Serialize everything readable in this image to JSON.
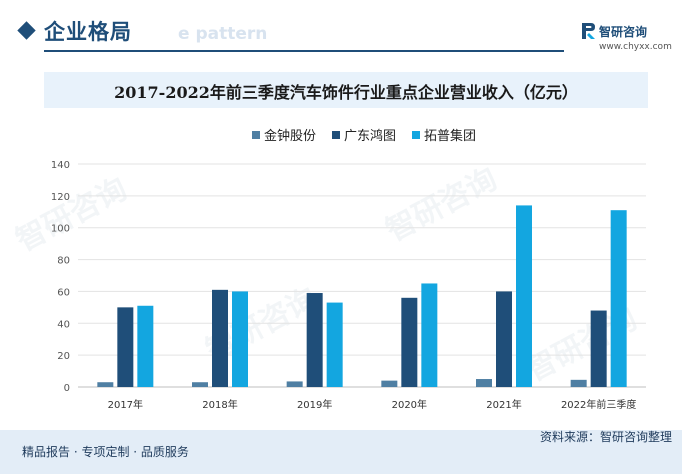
{
  "header": {
    "section_title": "企业格局",
    "section_subtitle": "e pattern",
    "brand_name": "智研咨询",
    "brand_url": "www.chyxx.com"
  },
  "chart_title": "2017-2022年前三季度汽车饰件行业重点企业营业收入（亿元）",
  "footer": {
    "left": "精品报告 · 专项定制 · 品质服务",
    "source": "资料来源：智研咨询整理"
  },
  "colors": {
    "accent": "#1f4e79",
    "banner_bg": "#e8f2fb",
    "footer_bg": "#e3edf7"
  },
  "chart_data": {
    "type": "bar",
    "categories": [
      "2017年",
      "2018年",
      "2019年",
      "2020年",
      "2021年",
      "2022年前三季度"
    ],
    "series": [
      {
        "name": "金钟股份",
        "color": "#4f7fa3",
        "values": [
          3,
          3,
          3.5,
          4,
          5,
          4.5
        ]
      },
      {
        "name": "广东鸿图",
        "color": "#1f4e79",
        "values": [
          50,
          61,
          59,
          56,
          60,
          48
        ]
      },
      {
        "name": "拓普集团",
        "color": "#13a6e0",
        "values": [
          51,
          60,
          53,
          65,
          114,
          111
        ]
      }
    ],
    "y_ticks": [
      "0",
      "20",
      "40",
      "60",
      "80",
      "100",
      "120",
      "140"
    ],
    "ylim": [
      0,
      140
    ],
    "grid": true,
    "legend": "top-center"
  }
}
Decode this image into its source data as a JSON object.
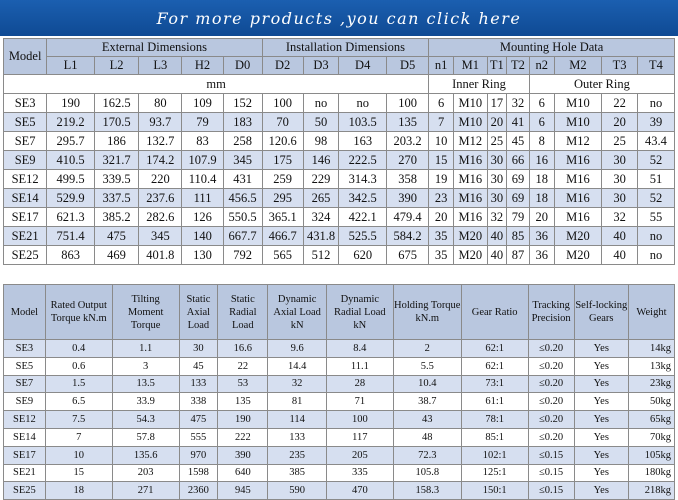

▶ Task prompt: Leave out all pictures, then copy the remaining material exactly.

▶ Solved exercise:
Serialize everything readable in this image to JSON.
{
  "header": {
    "section_title": "企业格局",
    "section_subtitle": "e pattern",
    "brand_name": "智研咨询",
    "brand_url": "www.chyxx.com"
  },
  "chart_title": "2017-2022年前三季度汽车饰件行业重点企业营业收入（亿元）",
  "footer": {
    "left": "精品报告 · 专项定制 · 品质服务",
    "source": "资料来源：智研咨询整理"
  },
  "colors": {
    "accent": "#1f4e79",
    "banner_bg": "#e8f2fb",
    "footer_bg": "#e3edf7"
  },
  "chart_data": {
    "type": "bar",
    "categories": [
      "2017年",
      "2018年",
      "2019年",
      "2020年",
      "2021年",
      "2022年前三季度"
    ],
    "series": [
      {
        "name": "金钟股份",
        "color": "#4f7fa3",
        "values": [
          3,
          3,
          3.5,
          4,
          5,
          4.5
        ]
      },
      {
        "name": "广东鸿图",
        "color": "#1f4e79",
        "values": [
          50,
          61,
          59,
          56,
          60,
          48
        ]
      },
      {
        "name": "拓普集团",
        "color": "#13a6e0",
        "values": [
          51,
          60,
          53,
          65,
          114,
          111
        ]
      }
    ],
    "y_ticks": [
      "0",
      "20",
      "40",
      "60",
      "80",
      "100",
      "120",
      "140"
    ],
    "ylim": [
      0,
      140
    ],
    "grid": true,
    "legend": "top-center"
  }
}
Decode this image into its source data as a JSON object.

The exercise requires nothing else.